Moeten we dan maar thuis gaan bingen? Ons abonneren op streamingdiensten? Dit is een ironisch dilemma: de discussie over thuiskijken versus in het filmtheater is weer springlevend. En Netflix produceert bioscoopfilms die je thuis kunt kijken. Denk aan
The Irishman ,
Roma en
Marriage Story. Gemaakt door filmmakers die hun creaties bij voorkeur op een zo groot mogelijk doek zien. Ze gruwelen ervan dat kijkers hun geesteskindjes, waar ze jaren aan hebben gewerkt, in de privacy van hun eigen woonkamer aanschouwen. Maar wie een groot publiek wil bereiken, én financiering voor zijn speelfilm, kan soms niet anders.

**AANGELEVERDE GEGEVENS:**
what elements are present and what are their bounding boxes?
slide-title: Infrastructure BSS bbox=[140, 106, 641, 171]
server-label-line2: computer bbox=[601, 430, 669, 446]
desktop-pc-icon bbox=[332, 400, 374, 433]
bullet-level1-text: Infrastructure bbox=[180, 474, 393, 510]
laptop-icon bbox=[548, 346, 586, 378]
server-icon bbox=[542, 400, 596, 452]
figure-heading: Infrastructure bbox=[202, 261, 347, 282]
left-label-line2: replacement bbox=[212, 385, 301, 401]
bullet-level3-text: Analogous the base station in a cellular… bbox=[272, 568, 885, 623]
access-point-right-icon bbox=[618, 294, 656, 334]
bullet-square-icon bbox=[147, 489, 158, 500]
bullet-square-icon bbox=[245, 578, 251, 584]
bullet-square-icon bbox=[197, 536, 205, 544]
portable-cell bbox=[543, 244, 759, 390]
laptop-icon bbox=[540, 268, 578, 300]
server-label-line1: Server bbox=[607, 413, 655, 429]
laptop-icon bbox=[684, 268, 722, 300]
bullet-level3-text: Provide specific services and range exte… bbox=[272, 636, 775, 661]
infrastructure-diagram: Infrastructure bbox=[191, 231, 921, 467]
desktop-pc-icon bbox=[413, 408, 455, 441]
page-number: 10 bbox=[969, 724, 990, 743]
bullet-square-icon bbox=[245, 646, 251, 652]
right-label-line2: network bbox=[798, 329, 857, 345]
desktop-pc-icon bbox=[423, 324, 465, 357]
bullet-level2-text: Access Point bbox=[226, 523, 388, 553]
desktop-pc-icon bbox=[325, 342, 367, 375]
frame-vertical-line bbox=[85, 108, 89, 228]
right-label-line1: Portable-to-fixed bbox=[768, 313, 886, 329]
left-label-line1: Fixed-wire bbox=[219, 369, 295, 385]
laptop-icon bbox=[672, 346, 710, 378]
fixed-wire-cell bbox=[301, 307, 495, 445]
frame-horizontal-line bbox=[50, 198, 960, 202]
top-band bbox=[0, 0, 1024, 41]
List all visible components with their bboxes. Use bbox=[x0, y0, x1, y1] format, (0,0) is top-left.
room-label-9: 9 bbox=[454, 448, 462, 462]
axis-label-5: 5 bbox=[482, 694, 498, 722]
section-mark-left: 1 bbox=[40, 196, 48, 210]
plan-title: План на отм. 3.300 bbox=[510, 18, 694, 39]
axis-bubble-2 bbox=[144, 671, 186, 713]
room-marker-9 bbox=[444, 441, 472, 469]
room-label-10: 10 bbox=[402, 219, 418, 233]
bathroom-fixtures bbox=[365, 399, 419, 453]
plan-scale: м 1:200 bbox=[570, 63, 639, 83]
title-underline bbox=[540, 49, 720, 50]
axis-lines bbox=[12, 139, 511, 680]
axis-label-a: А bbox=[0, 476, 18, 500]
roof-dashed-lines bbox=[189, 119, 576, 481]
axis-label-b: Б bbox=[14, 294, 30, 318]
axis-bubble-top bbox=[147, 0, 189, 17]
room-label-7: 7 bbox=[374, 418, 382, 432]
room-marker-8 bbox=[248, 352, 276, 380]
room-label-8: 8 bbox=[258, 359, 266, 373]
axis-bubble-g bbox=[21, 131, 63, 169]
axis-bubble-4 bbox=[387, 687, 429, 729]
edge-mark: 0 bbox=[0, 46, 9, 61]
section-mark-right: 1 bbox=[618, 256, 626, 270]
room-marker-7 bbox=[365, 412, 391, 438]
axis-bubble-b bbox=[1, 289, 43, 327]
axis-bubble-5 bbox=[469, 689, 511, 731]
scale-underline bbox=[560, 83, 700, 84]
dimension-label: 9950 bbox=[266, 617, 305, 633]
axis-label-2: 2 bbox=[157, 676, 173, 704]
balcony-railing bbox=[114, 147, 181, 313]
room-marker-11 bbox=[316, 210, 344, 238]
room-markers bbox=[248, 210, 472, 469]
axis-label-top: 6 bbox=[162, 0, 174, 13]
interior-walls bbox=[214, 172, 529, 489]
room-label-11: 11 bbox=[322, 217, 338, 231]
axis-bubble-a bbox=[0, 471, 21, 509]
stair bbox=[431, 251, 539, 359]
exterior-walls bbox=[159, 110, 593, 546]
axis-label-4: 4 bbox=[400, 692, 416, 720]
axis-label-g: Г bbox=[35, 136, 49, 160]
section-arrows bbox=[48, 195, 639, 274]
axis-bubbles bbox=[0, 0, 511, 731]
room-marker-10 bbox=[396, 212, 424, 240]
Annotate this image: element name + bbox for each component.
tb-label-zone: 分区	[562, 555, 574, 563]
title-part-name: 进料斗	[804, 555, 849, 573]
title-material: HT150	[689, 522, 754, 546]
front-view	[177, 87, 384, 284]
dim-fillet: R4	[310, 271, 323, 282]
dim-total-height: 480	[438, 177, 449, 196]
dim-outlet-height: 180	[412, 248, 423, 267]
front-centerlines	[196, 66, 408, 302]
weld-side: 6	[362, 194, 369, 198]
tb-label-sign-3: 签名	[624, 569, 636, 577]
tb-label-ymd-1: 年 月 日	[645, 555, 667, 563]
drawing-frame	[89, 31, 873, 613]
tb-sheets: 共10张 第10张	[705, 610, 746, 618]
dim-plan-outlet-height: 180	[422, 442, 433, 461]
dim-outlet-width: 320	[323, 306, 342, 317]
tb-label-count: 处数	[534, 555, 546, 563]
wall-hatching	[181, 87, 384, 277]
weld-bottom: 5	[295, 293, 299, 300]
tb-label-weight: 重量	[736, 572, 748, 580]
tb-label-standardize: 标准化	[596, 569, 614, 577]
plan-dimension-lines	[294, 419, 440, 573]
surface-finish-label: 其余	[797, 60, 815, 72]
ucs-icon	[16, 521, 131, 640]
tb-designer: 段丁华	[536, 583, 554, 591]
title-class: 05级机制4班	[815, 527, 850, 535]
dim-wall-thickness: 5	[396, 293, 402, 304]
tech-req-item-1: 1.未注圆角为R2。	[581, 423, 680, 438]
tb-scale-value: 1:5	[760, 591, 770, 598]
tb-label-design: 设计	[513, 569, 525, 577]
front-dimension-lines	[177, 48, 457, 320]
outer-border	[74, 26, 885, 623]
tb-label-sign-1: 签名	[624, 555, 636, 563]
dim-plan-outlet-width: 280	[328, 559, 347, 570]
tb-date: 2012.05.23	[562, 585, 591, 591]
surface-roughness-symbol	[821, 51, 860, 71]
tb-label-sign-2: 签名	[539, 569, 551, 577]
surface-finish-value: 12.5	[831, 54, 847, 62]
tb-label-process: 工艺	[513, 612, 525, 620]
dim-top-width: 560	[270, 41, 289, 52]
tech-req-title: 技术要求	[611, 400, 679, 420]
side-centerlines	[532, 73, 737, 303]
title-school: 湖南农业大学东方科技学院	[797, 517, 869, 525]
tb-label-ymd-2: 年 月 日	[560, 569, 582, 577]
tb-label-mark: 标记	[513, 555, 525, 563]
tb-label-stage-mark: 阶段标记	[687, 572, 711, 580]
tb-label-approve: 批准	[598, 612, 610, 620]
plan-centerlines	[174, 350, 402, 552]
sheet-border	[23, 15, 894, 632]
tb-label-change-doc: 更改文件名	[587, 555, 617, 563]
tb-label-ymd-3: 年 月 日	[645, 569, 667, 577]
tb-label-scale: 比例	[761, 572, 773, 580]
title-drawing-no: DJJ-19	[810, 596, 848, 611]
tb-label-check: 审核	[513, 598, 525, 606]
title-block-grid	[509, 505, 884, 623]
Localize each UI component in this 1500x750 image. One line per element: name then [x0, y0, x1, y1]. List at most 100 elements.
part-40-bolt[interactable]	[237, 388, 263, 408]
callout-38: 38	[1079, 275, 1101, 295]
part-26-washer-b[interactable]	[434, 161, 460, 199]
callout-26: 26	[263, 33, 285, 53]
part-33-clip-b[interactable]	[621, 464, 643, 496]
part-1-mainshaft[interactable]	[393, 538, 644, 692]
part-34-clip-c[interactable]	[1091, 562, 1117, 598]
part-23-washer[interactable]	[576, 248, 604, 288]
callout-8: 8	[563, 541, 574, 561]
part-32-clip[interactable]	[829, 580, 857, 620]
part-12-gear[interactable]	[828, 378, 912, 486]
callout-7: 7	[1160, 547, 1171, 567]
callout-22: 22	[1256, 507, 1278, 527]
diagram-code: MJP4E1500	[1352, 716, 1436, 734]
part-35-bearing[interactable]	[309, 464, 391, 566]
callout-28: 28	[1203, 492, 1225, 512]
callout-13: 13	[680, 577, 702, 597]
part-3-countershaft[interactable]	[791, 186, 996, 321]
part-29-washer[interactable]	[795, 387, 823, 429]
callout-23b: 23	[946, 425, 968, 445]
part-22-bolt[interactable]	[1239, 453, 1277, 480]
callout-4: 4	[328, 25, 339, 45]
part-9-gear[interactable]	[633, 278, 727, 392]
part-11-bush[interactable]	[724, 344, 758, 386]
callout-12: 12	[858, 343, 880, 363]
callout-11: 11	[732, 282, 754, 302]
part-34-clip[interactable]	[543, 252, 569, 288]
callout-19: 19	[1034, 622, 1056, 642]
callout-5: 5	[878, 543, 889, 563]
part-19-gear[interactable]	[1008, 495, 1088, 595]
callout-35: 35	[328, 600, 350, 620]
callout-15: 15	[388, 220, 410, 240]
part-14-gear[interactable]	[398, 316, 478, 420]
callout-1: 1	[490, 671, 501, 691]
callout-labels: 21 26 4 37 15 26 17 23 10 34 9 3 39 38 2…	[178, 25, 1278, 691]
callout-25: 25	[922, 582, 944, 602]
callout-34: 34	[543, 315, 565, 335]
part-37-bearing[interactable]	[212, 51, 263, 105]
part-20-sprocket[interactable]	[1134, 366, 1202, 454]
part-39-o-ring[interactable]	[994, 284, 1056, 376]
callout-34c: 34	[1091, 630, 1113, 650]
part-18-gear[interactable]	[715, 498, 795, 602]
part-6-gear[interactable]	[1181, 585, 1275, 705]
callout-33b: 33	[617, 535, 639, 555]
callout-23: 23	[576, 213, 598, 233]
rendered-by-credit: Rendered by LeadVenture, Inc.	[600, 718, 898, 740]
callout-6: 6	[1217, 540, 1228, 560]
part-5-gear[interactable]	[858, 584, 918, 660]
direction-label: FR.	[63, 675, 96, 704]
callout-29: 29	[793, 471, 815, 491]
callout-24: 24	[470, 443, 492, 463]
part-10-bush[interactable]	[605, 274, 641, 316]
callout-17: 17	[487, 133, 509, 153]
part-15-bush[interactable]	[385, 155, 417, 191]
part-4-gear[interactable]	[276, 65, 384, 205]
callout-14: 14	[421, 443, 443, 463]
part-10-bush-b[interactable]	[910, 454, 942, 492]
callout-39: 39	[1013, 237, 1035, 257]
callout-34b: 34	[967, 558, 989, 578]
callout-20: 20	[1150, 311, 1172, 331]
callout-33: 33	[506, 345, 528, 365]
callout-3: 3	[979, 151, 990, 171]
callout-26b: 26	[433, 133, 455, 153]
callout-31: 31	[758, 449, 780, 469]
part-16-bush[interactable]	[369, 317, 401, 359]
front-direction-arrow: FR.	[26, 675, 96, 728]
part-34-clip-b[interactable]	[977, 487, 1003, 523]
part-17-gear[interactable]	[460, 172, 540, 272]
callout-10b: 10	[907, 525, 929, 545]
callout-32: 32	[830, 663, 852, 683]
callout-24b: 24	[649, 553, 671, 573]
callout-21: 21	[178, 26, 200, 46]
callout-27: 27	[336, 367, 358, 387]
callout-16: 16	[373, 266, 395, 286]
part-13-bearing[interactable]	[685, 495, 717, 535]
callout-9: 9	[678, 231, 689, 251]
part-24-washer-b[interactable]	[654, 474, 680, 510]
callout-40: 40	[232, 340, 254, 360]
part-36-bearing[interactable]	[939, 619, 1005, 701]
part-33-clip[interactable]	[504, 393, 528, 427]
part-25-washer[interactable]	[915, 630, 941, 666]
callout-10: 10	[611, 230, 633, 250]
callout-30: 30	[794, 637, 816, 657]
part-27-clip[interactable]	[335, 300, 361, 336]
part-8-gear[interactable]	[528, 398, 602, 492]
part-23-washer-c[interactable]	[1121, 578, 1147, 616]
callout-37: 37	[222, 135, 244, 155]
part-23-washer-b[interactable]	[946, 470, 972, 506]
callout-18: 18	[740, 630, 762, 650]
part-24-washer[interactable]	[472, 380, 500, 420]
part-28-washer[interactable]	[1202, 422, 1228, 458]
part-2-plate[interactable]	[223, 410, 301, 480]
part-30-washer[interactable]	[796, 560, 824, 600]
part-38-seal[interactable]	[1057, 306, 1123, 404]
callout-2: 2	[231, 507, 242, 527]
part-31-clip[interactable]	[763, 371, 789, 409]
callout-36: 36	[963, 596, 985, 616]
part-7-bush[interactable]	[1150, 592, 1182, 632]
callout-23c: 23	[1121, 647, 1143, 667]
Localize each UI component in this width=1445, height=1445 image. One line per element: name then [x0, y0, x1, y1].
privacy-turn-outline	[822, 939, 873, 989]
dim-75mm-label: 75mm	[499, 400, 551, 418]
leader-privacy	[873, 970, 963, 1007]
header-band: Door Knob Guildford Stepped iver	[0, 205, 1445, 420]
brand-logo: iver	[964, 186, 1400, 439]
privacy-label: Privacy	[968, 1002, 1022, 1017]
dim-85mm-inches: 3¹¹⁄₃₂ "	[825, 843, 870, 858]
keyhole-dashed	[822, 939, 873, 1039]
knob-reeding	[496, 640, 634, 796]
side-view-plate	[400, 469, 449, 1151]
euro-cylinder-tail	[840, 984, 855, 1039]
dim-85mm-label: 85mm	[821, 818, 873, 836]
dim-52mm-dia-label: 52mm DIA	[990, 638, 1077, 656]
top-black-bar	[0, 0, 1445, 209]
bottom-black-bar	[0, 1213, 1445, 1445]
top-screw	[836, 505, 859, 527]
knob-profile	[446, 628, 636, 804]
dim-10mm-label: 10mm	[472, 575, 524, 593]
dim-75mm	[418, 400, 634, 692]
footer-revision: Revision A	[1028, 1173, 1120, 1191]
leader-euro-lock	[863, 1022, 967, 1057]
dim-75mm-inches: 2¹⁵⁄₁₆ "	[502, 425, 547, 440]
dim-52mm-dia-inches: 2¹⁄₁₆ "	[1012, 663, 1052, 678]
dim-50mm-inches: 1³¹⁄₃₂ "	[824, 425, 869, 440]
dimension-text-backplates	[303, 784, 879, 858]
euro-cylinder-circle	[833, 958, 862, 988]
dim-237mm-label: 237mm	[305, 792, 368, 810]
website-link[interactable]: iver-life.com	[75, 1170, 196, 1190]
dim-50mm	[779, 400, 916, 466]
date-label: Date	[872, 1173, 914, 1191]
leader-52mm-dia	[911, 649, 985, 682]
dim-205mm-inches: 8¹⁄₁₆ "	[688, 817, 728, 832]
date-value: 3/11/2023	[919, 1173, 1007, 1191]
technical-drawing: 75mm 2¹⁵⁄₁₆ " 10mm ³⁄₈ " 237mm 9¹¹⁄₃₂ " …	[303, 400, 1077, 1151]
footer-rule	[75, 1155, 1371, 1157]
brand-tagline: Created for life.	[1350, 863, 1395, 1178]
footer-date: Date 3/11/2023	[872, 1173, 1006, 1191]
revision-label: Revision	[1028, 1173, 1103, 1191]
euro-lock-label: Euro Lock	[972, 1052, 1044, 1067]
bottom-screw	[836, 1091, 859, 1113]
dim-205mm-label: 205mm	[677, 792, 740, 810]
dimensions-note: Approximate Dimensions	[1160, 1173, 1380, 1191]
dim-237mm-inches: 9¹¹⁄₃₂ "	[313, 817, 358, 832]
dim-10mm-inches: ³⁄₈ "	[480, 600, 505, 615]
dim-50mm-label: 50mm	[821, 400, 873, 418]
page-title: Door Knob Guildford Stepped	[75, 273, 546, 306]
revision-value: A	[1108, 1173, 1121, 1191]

**UIT TE VOEREN TAKEN:**
1 - Vertaal alstublieft deze zin uit het fragment over thuiskijken en de bioscoop naar het Engels: "Maar wie een groot publiek wil bereiken, én financiering voor zijn speelfilm, kan soms niet anders."
2 - Zet het fragment over thuiskijken en de bioscoop voort, te beginnen na de laatste zin.

**OVERZICHT VAN ANTWOORDEN:**
1 - But anyone who wants to reach a large audience, and to secure financing for their feature film, sometimes has no other choice.

2 -
In Amerika is er ook nog een ander argument: wie in de Midwest woont, soms gekscherend ‘flyover land’ genoemd, moet hemel en aarde doen bewegen om sommige films te kunnen zien. Omdat lokale bioscopen ze niet vertonen. Er is geen animo voor. Dan biedt Netflix, net als andere videoplatforms, soelaas. Gelukkig hebben we dit euvel in Nederland niet: in ons kikkerlandje is nog steeds een fijne spreiding van filmtheaters, waar je een keur aan films kunt zien. Ronald Rovers, hoofdredacteur van De Filmkrant, twitterde afgelopen week dat Nederland te maken heeft met een luxeprobleem: in de week van 22 april gaan er maar liefst 16 (!) films in première.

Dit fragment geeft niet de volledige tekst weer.